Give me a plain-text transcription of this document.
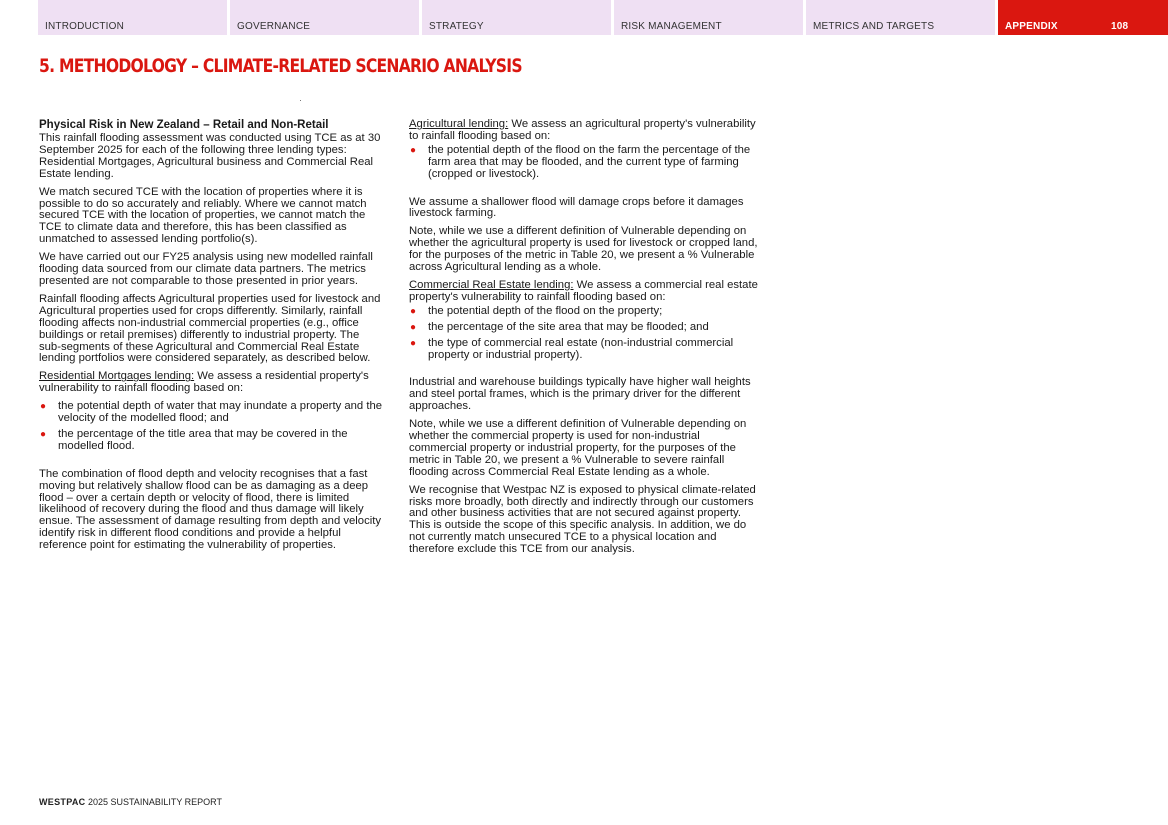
INTRODUCTION	GOVERNANCE	STRATEGY	RISK MANAGEMENT	METRICS AND TARGETS	APPENDIX	108
5. METHODOLOGY – CLIMATE-RELATED SCENARIO ANALYSIS
Physical Risk in New Zealand – Retail and Non-Retail

This rainfall flooding assessment was conducted using TCE as at 30 September 2025 for each of the following three lending types: Residential Mortgages, Agricultural business and Commercial Real Estate lending.

We match secured TCE with the location of properties where it is possible to do so accurately and reliably. Where we cannot match secured TCE with the location of properties, we cannot match the TCE to climate data and therefore, this has been classified as unmatched to assessed lending portfolio(s).

We have carried out our FY25 analysis using new modelled rainfall flooding data sourced from our climate data partners. The metrics presented are not comparable to those presented in prior years.

Rainfall flooding affects Agricultural properties used for livestock and Agricultural properties used for crops differently. Similarly, rainfall flooding affects non-industrial commercial properties (e.g., office buildings or retail premises) differently to industrial property. The sub-segments of these Agricultural and Commercial Real Estate lending portfolios were considered separately, as described below.

Residential Mortgages lending: We assess a residential property's vulnerability to rainfall flooding based on:

● the potential depth of water that may inundate a property and the velocity of the modelled flood; and
● the percentage of the title area that may be covered in the modelled flood.

The combination of flood depth and velocity recognises that a fast moving but relatively shallow flood can be as damaging as a deep flood – over a certain depth or velocity of flood, there is limited likelihood of recovery during the flood and thus damage will likely ensue. The assessment of damage resulting from depth and velocity identify risk in different flood conditions and provide a helpful reference point for estimating the vulnerability of properties.

Agricultural lending: We assess an agricultural property's vulnerability to rainfall flooding based on:

● the potential depth of the flood on the farm the percentage of the farm area that may be flooded, and the current type of farming (cropped or livestock).

We assume a shallower flood will damage crops before it damages livestock farming.

Note, while we use a different definition of Vulnerable depending on whether the agricultural property is used for livestock or cropped land, for the purposes of the metric in Table 20, we present a % Vulnerable across Agricultural lending as a whole.

Commercial Real Estate lending: We assess a commercial real estate property's vulnerability to rainfall flooding based on:

● the potential depth of the flood on the property;
● the percentage of the site area that may be flooded; and
● the type of commercial real estate (non-industrial commercial property or industrial property).

Industrial and warehouse buildings typically have higher wall heights and steel portal frames, which is the primary driver for the different approaches.

Note, while we use a different definition of Vulnerable depending on whether the commercial property is used for non-industrial commercial property or industrial property, for the purposes of the metric in Table 20, we present a % Vulnerable to severe rainfall flooding across Commercial Real Estate lending as a whole.

We recognise that Westpac NZ is exposed to physical climate-related risks more broadly, both directly and indirectly through our customers and other business activities that are not secured against property. This is outside the scope of this specific analysis. In addition, we do not currently match unsecured TCE to a physical location and therefore exclude this TCE from our analysis.

WESTPAC 2025 SUSTAINABILITY REPORT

---

> _REQUIREMENTS_
All of the lines above should be retyped precisely, apart from the pictures.

> _EXERCISE RESPONSE_
Give me a plain-text transcription of this document.
INTRODUCTION	GOVERNANCE	STRATEGY	RISK MANAGEMENT	METRICS AND TARGETS	APPENDIX	108
5. METHODOLOGY – CLIMATE-RELATED SCENARIO ANALYSIS
Physical Risk in New Zealand – Retail and Non-Retail

This rainfall flooding assessment was conducted using TCE as at 30 September 2025 for each of the following three lending types: Residential Mortgages, Agricultural business and Commercial Real Estate lending.

We match secured TCE with the location of properties where it is possible to do so accurately and reliably. Where we cannot match secured TCE with the location of properties, we cannot match the TCE to climate data and therefore, this has been classified as unmatched to assessed lending portfolio(s).

We have carried out our FY25 analysis using new modelled rainfall flooding data sourced from our climate data partners. The metrics presented are not comparable to those presented in prior years.

Rainfall flooding affects Agricultural properties used for livestock and Agricultural properties used for crops differently. Similarly, rainfall flooding affects non-industrial commercial properties (e.g., office buildings or retail premises) differently to industrial property. The sub-segments of these Agricultural and Commercial Real Estate lending portfolios were considered separately, as described below.

Residential Mortgages lending: We assess a residential property's vulnerability to rainfall flooding based on:

● the potential depth of water that may inundate a property and the velocity of the modelled flood; and
● the percentage of the title area that may be covered in the modelled flood.

The combination of flood depth and velocity recognises that a fast moving but relatively shallow flood can be as damaging as a deep flood – over a certain depth or velocity of flood, there is limited likelihood of recovery during the flood and thus damage will likely ensue. The assessment of damage resulting from depth and velocity identify risk in different flood conditions and provide a helpful reference point for estimating the vulnerability of properties.

Agricultural lending: We assess an agricultural property's vulnerability to rainfall flooding based on:

● the potential depth of the flood on the farm the percentage of the farm area that may be flooded, and the current type of farming (cropped or livestock).

We assume a shallower flood will damage crops before it damages livestock farming.

Note, while we use a different definition of Vulnerable depending on whether the agricultural property is used for livestock or cropped land, for the purposes of the metric in Table 20, we present a % Vulnerable across Agricultural lending as a whole.

Commercial Real Estate lending: We assess a commercial real estate property's vulnerability to rainfall flooding based on:

● the potential depth of the flood on the property;
● the percentage of the site area that may be flooded; and
● the type of commercial real estate (non-industrial commercial property or industrial property).

Industrial and warehouse buildings typically have higher wall heights and steel portal frames, which is the primary driver for the different approaches.

Note, while we use a different definition of Vulnerable depending on whether the commercial property is used for non-industrial commercial property or industrial property, for the purposes of the metric in Table 20, we present a % Vulnerable to severe rainfall flooding across Commercial Real Estate lending as a whole.

We recognise that Westpac NZ is exposed to physical climate-related risks more broadly, both directly and indirectly through our customers and other business activities that are not secured against property. This is outside the scope of this specific analysis. In addition, we do not currently match unsecured TCE to a physical location and therefore exclude this TCE from our analysis.

WESTPAC 2025 SUSTAINABILITY REPORT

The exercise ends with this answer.